» **SOURCE DOCUMENT**
# Why do people think orks are good shots



## harlotrose (Jan 21, 2010)

I have read like 10 lists in the ork army lists and all had shoota boyz. ORKS CAN'T SHOOT FOR SHIT. Can someone please tell me why anyone would want an army that hits 1/3rd of the time


----------



## lokis222 (Mar 14, 2009)

harlotrose said:


> I have read like 10 lists in the ork army lists and all had shoota boyz. ORKS CAN'T SHOOT FOR SHIT. Can someone please tell me why anyone would want an army that hits 1/3rd of the time


Not sure. I don't use them. If you don't take shootas, you get four attacks on the charge with the extra strength and initiative. If I have foot sloggers, I run them till I can call a WAAGGHHH and assault. Otherwise, I run them in open top transports and then assault. Being able to shoot at 18" does not make up for the ability to crush others in CC.


----------



## Necrosis (Nov 1, 2008)

Ork just have a large number of shots. They have so many shoots that it becomes effective.


----------



## maddermax (May 12, 2008)

Simply, point for point, Orks can shoot better than space marines. Why? 


> *Shooting*
> 
> *Ork Shoota Boyz vs Space Marines*
> 
> ...





> *Shooting*
> 
> *Space Marines vs Orks*
> 
> ...


In a shoot out between boyz and Space marines with equal points, the boyz do just slightly better, killing a higher percentage of a marines unit than the marines would kill of theirs. Oh, and their weapons are 18in Assault  far more flexible than rapid fire.

Thats right, you heard it here first - Orkz can outshoot spacemarines. And then they assault.

When your walking up the board with a foot slogger army, the shooters also give far more flexibility and range to the unit. Though the extra attack in combat may occasionally come in handy, the advantage of a single attack is not much compared to the 4 shots a foot slogger will usually get while trying to get into assault range of the enemy. In short, shootas rock


----------



## ChaosSpaceMarineGuy (Jan 29, 2010)

Like Necrosis said, Shoota boyz do get alot of shots and then, since shootas are assault weapons, they still can assault with the boyz if they wanna.


----------



## Wolf_Lord_Skoll (Jun 9, 2008)

You lose 1 attack in assualt and gain an extra attack at 24", plus a further one at 12". These don't hit as eften, but hit harder than a non-charging ork and also have an AP. Then theres the fact that they can have an impact without charging, increasing their tactical flexibility.


----------



## maddermax (May 12, 2008)

Wolf_Lord_Skoll said:


> You lose 1 attack in assualt and gain an extra attack at 24", plus a further one at 12". These don't hit as eften, but hit harder than a non-charging ork and also have an AP. Then theres the fact that they can have an impact without charging, increasing their tactical flexibility.


Shootas aren't rapid fire  they're 18 inch assault 2, which is actually a lot better :good:


----------



## MaidenManiac (Oct 2, 2008)

harlotrose said:


> I have read like 10 lists in the ork army lists and all had shoota boyz. ORKS CAN'T SHOOT FOR SHIT. Can someone please tell me why anyone would want an army that hits 1/3rd of the time


As pointed out by MadderMax shoota boys are retardedly effective _for their points_. Same goes for Lootas, they can get 45 shots at S7 in which case their BS2 wont matter at all since they will statistically inflict 15S7 shots on chosen target unit.

» **STATED GOAL 1**
Using the forum thread on ork shooting, decide whether each statement agrees with it: (a) maddermax describes shootas as 18 inch assault 2 weapons; (b) lokis222 says they use shoota boyz in their own army; (c) MaidenManiac says Lootas can get 45 shots at S7. Answer yes or no for each and quote the words from the thread that decide it.
» **STATED GOAL 2**
In the records, rewrite the part that opens with the line containing "x-tick-label: 2024年3月 <box>434" and closes with the line containing "data-label: 23681 <box>639 524 747 552</box>". Replace "data-label" with "value-label", keep everything else unchanged, and give only those lines.

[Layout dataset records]
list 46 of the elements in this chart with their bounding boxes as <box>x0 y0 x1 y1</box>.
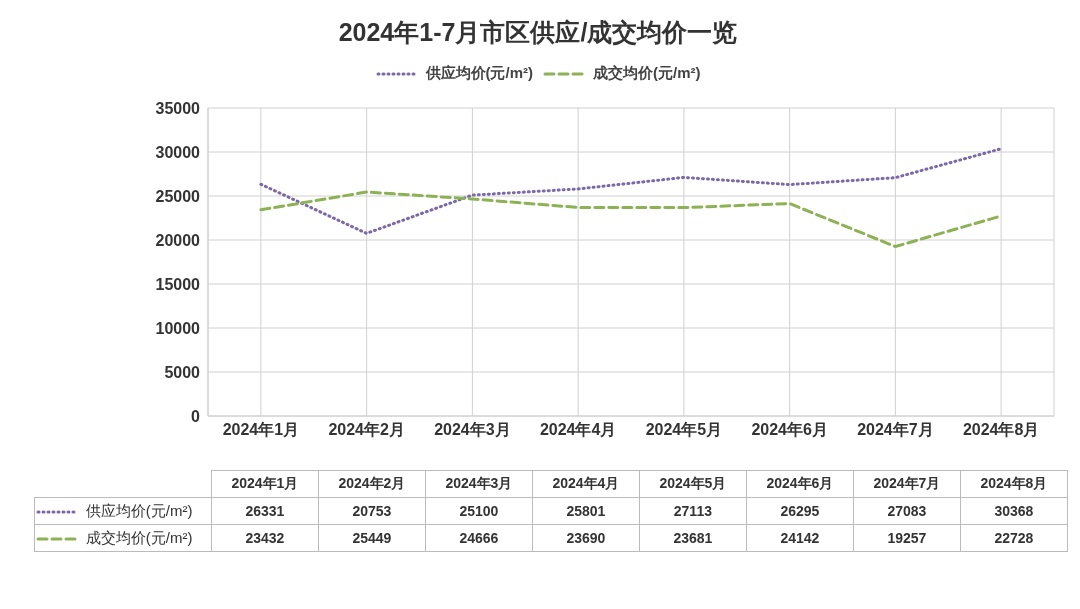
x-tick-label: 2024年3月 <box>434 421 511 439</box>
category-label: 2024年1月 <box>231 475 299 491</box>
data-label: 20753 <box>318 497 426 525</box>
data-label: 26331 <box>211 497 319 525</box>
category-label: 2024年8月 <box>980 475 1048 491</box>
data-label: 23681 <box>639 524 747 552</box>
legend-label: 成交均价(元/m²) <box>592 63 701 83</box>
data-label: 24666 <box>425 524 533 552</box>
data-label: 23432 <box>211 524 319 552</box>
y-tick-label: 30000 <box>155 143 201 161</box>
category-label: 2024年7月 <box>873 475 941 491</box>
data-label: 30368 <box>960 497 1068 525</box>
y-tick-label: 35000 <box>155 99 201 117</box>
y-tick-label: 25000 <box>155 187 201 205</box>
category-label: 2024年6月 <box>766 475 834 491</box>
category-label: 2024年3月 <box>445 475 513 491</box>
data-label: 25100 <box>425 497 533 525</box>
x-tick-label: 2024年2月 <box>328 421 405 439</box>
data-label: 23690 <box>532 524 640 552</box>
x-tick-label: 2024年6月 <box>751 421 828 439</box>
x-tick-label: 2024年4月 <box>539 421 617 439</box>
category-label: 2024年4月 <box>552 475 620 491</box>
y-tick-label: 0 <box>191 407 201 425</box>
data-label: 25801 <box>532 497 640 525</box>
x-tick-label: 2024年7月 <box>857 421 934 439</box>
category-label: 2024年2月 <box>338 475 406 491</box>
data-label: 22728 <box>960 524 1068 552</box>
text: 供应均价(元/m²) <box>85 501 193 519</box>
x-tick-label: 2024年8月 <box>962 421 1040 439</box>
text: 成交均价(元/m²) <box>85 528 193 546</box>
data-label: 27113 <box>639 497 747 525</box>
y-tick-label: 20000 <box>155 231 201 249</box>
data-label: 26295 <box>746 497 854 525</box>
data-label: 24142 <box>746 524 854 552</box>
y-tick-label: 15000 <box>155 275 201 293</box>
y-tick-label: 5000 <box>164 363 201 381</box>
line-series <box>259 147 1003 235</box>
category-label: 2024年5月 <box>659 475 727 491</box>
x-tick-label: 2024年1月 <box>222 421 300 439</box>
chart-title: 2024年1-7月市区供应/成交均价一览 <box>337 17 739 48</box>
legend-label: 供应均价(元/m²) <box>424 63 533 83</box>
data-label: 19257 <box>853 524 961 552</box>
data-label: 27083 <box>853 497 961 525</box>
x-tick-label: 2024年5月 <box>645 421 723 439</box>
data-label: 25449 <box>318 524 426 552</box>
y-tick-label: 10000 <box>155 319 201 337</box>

» **WRITTEN ANSWER 1**
(a) Yes: "they're 18 inch assault 2, which is actually a lot better"
(b) No: "Not sure. I don't use them."
(c) Yes: "they can get 45 shots at S7"

» **WRITTEN ANSWER 2**
x-tick-label: 2024年3月 <box>434 421 511 439</box>
category-label: 2024年1月 <box>231 475 299 491</box>
value-label: 20753 <box>318 497 426 525</box>
value-label: 26331 <box>211 497 319 525</box>
category-label: 2024年8月 <box>980 475 1048 491</box>
value-label: 23681 <box>639 524 747 552</box>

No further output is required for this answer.